### Exercise instructions
Take the material below and retype it in full; pictures are left out.

[Stored entries]
-*-
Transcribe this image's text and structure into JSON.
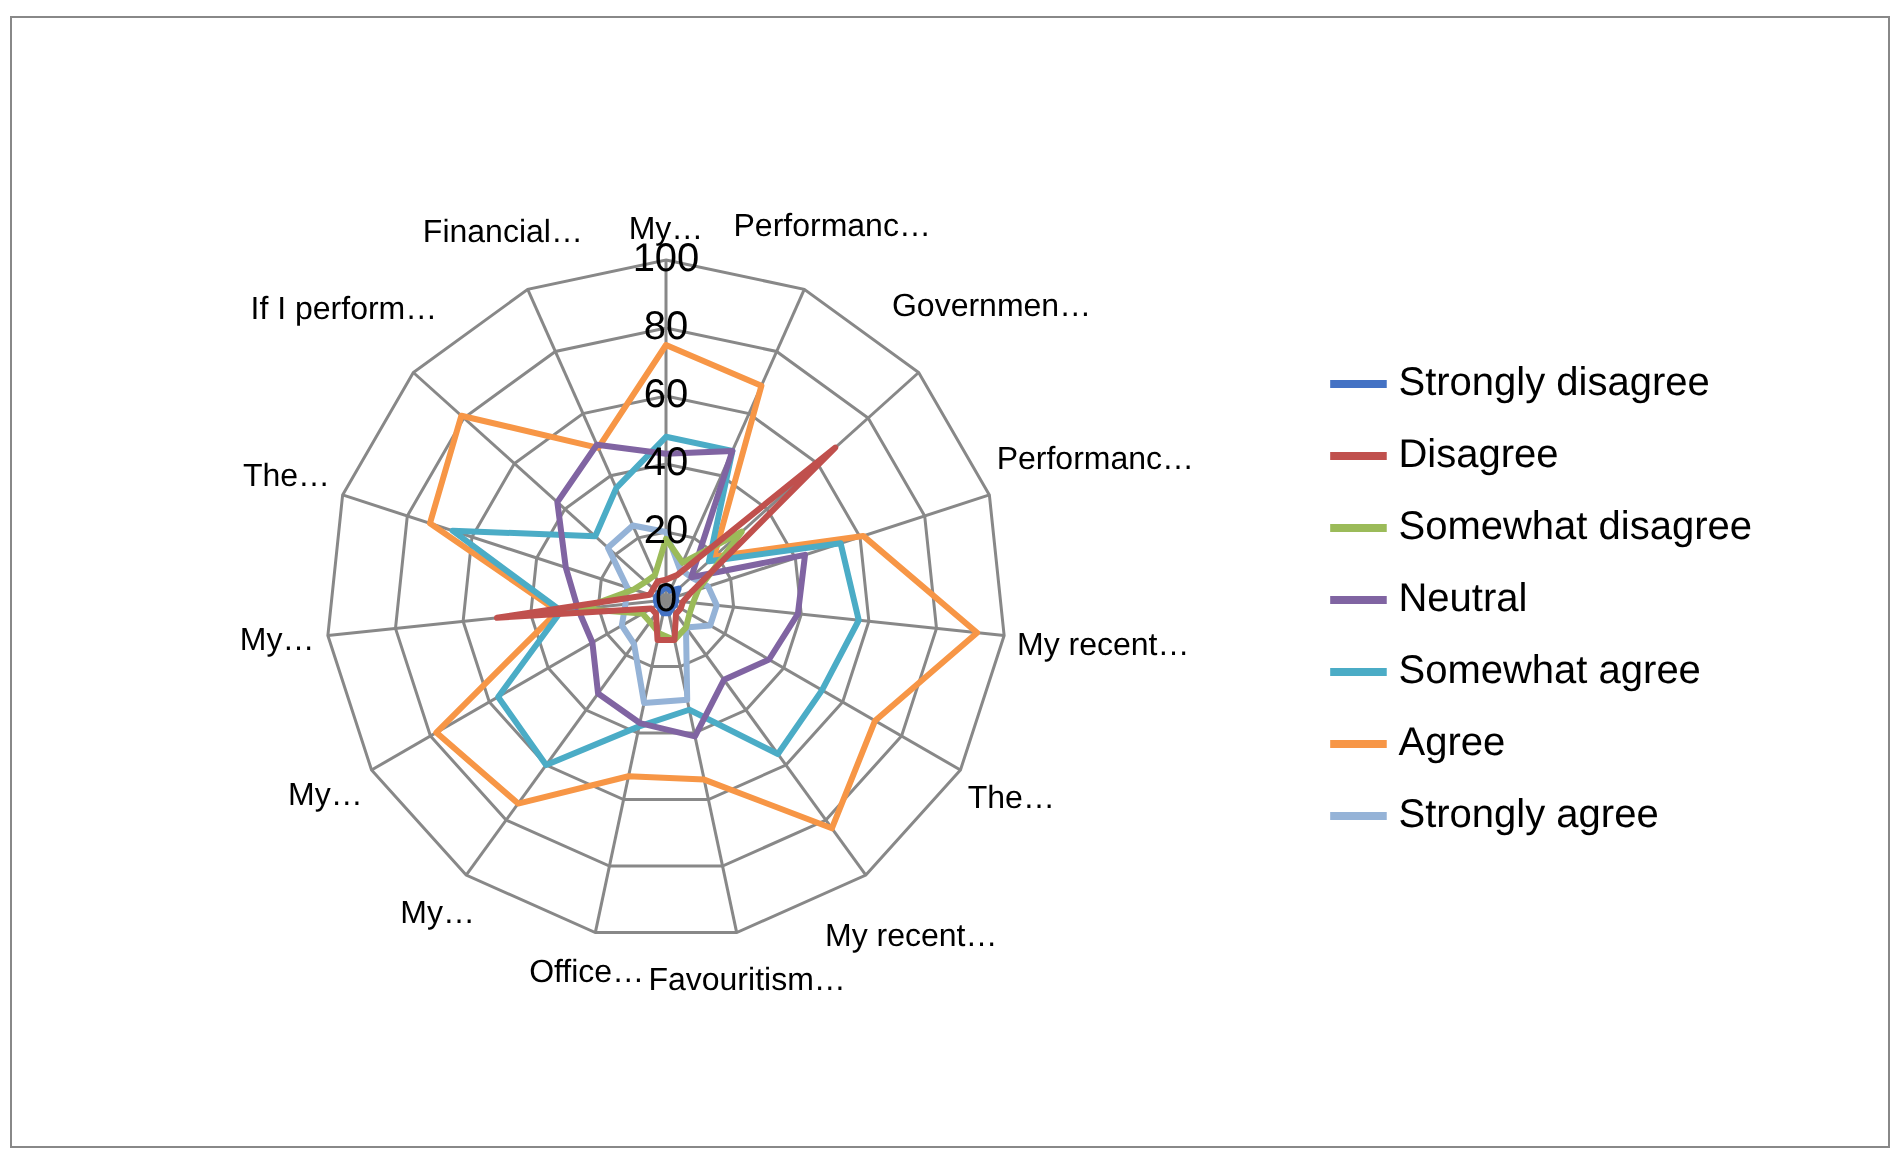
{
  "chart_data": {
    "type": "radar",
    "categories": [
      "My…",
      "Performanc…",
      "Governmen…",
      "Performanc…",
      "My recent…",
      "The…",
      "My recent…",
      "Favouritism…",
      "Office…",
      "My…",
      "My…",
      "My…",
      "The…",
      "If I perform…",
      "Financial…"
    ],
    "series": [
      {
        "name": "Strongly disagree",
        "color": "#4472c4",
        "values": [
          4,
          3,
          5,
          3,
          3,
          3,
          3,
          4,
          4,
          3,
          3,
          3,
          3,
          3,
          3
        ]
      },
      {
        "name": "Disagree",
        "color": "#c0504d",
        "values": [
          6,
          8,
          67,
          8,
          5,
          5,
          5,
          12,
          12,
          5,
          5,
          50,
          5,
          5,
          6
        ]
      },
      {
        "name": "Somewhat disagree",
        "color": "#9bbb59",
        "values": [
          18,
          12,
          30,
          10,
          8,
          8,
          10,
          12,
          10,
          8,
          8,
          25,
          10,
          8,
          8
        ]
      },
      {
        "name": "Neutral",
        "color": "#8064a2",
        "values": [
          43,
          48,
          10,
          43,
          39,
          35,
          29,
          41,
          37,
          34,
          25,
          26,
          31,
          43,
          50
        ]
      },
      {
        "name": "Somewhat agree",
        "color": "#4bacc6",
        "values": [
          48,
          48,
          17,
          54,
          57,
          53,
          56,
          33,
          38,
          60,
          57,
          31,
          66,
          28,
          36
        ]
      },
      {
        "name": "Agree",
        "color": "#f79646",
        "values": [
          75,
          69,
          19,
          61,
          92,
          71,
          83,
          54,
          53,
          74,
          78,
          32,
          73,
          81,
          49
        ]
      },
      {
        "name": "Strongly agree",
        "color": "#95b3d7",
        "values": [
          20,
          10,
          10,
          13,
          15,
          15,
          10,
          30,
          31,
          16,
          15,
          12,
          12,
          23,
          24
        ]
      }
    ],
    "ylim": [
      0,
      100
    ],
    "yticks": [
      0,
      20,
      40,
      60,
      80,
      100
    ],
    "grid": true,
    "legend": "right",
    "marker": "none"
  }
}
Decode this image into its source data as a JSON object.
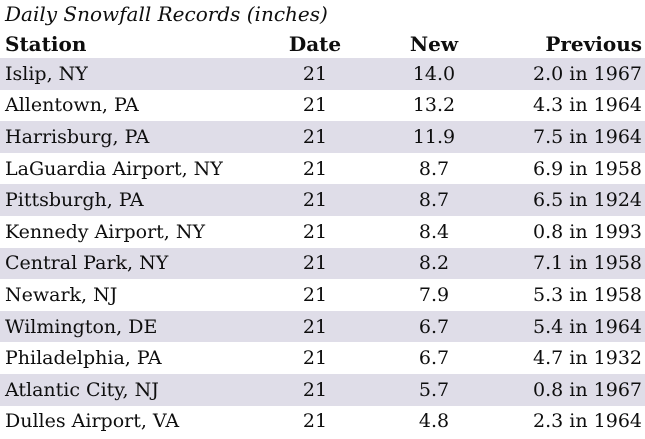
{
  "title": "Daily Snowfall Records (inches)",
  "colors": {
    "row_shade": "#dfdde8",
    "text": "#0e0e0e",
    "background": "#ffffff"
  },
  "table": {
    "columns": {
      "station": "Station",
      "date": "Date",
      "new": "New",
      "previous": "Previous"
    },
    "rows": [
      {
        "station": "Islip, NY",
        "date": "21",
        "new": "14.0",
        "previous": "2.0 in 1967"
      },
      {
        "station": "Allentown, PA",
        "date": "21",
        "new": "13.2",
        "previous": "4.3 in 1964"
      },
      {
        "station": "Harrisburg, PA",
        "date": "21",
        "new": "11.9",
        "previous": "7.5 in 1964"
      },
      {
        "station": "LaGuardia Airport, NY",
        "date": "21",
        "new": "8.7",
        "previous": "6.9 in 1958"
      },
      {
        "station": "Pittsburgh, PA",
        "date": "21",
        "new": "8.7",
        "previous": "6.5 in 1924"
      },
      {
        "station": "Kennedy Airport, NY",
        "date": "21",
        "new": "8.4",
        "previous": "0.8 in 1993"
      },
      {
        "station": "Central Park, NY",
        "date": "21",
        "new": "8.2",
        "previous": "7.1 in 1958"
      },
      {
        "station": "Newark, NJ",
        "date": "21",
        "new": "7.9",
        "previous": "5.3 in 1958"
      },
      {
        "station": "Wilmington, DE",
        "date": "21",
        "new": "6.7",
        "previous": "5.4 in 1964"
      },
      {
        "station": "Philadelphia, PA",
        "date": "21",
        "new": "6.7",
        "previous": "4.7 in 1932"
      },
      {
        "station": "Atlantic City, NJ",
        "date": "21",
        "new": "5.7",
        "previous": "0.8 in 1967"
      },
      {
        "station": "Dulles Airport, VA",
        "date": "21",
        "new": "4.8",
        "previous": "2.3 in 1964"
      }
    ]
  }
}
-*-
### Solved exercise
Transcribe this image's text and structure into JSON.
{
  "chart_data": {
    "type": "radar",
    "categories": [
      "My…",
      "Performanc…",
      "Governmen…",
      "Performanc…",
      "My recent…",
      "The…",
      "My recent…",
      "Favouritism…",
      "Office…",
      "My…",
      "My…",
      "My…",
      "The…",
      "If I perform…",
      "Financial…"
    ],
    "series": [
      {
        "name": "Strongly disagree",
        "color": "#4472c4",
        "values": [
          4,
          3,
          5,
          3,
          3,
          3,
          3,
          4,
          4,
          3,
          3,
          3,
          3,
          3,
          3
        ]
      },
      {
        "name": "Disagree",
        "color": "#c0504d",
        "values": [
          6,
          8,
          67,
          8,
          5,
          5,
          5,
          12,
          12,
          5,
          5,
          50,
          5,
          5,
          6
        ]
      },
      {
        "name": "Somewhat disagree",
        "color": "#9bbb59",
        "values": [
          18,
          12,
          30,
          10,
          8,
          8,
          10,
          12,
          10,
          8,
          8,
          25,
          10,
          8,
          8
        ]
      },
      {
        "name": "Neutral",
        "color": "#8064a2",
        "values": [
          43,
          48,
          10,
          43,
          39,
          35,
          29,
          41,
          37,
          34,
          25,
          26,
          31,
          43,
          50
        ]
      },
      {
        "name": "Somewhat agree",
        "color": "#4bacc6",
        "values": [
          48,
          48,
          17,
          54,
          57,
          53,
          56,
          33,
          38,
          60,
          57,
          31,
          66,
          28,
          36
        ]
      },
      {
        "name": "Agree",
        "color": "#f79646",
        "values": [
          75,
          69,
          19,
          61,
          92,
          71,
          83,
          54,
          53,
          74,
          78,
          32,
          73,
          81,
          49
        ]
      },
      {
        "name": "Strongly agree",
        "color": "#95b3d7",
        "values": [
          20,
          10,
          10,
          13,
          15,
          15,
          10,
          30,
          31,
          16,
          15,
          12,
          12,
          23,
          24
        ]
      }
    ],
    "ylim": [
      0,
      100
    ],
    "yticks": [
      0,
      20,
      40,
      60,
      80,
      100
    ],
    "grid": true,
    "legend": "right",
    "marker": "none"
  }
}
Decode this image into its source data as a JSON object.
{
  "title": "Daily Snowfall Records (inches)",
  "colors": {
    "row_shade": "#dfdde8",
    "text": "#0e0e0e",
    "background": "#ffffff"
  },
  "table": {
    "columns": {
      "station": "Station",
      "date": "Date",
      "new": "New",
      "previous": "Previous"
    },
    "rows": [
      {
        "station": "Islip, NY",
        "date": "21",
        "new": "14.0",
        "previous": "2.0 in 1967"
      },
      {
        "station": "Allentown, PA",
        "date": "21",
        "new": "13.2",
        "previous": "4.3 in 1964"
      },
      {
        "station": "Harrisburg, PA",
        "date": "21",
        "new": "11.9",
        "previous": "7.5 in 1964"
      },
      {
        "station": "LaGuardia Airport, NY",
        "date": "21",
        "new": "8.7",
        "previous": "6.9 in 1958"
      },
      {
        "station": "Pittsburgh, PA",
        "date": "21",
        "new": "8.7",
        "previous": "6.5 in 1924"
      },
      {
        "station": "Kennedy Airport, NY",
        "date": "21",
        "new": "8.4",
        "previous": "0.8 in 1993"
      },
      {
        "station": "Central Park, NY",
        "date": "21",
        "new": "8.2",
        "previous": "7.1 in 1958"
      },
      {
        "station": "Newark, NJ",
        "date": "21",
        "new": "7.9",
        "previous": "5.3 in 1958"
      },
      {
        "station": "Wilmington, DE",
        "date": "21",
        "new": "6.7",
        "previous": "5.4 in 1964"
      },
      {
        "station": "Philadelphia, PA",
        "date": "21",
        "new": "6.7",
        "previous": "4.7 in 1932"
      },
      {
        "station": "Atlantic City, NJ",
        "date": "21",
        "new": "5.7",
        "previous": "0.8 in 1967"
      },
      {
        "station": "Dulles Airport, VA",
        "date": "21",
        "new": "4.8",
        "previous": "2.3 in 1964"
      }
    ]
  }
}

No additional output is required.